### Input for this task
- - - - -

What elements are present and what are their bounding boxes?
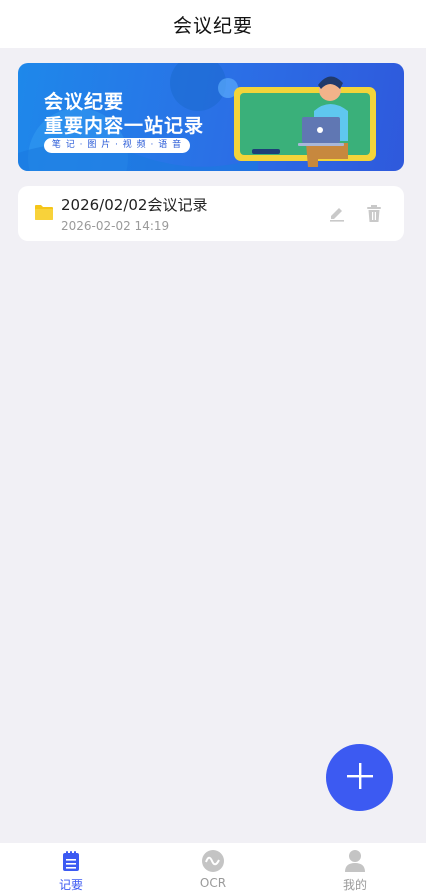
record-timestamp: 2026-02-02 14:19 xyxy=(61,219,170,233)
tab-ocr-label: OCR xyxy=(199,876,227,890)
ocr-icon xyxy=(200,849,226,873)
banner-headline: 会议纪要 xyxy=(44,91,125,113)
folder-icon xyxy=(34,204,54,225)
tab-profile[interactable]: 我的 xyxy=(284,843,426,893)
trash-icon[interactable] xyxy=(365,204,383,227)
tab-notes[interactable]: 记要 xyxy=(0,843,142,893)
plus-icon xyxy=(345,761,375,795)
list-item[interactable]: 2026/02/02会议记录 2026-02-02 14:19 xyxy=(18,186,404,241)
promo-banner[interactable]: 会议纪要 重要内容一站记录 笔 记 · 图 片 · 视 频 · 语 音 xyxy=(18,63,404,171)
record-title: 2026/02/02会议记录 xyxy=(61,196,208,214)
user-icon xyxy=(342,849,368,873)
tab-ocr[interactable]: OCR xyxy=(142,843,284,893)
notes-icon xyxy=(58,849,84,873)
add-record-button[interactable] xyxy=(326,744,393,811)
banner-tagline: 笔 记 · 图 片 · 视 频 · 语 音 xyxy=(44,138,190,153)
page-title: 会议纪要 xyxy=(172,14,253,37)
tab-profile-label: 我的 xyxy=(342,878,367,892)
app-header: 会议纪要 xyxy=(0,0,426,48)
tab-notes-label: 记要 xyxy=(58,878,83,892)
edit-icon[interactable] xyxy=(328,204,346,226)
bottom-tab-bar: 记要 OCR 我的 xyxy=(0,843,426,893)
banner-subheadline: 重要内容一站记录 xyxy=(44,115,205,137)
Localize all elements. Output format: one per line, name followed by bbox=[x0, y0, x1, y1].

- - - - -

### The request
Extract every line of the rows above that contains the string "重要内容一站记录", and copy each one unchanged.

### Completed exercise
promo-banner[interactable]: 会议纪要 重要内容一站记录 笔 记 · 图 片 · 视 频 · 语 音 xyxy=(18,63,404,171)
banner-subheadline: 重要内容一站记录 xyxy=(44,115,205,137)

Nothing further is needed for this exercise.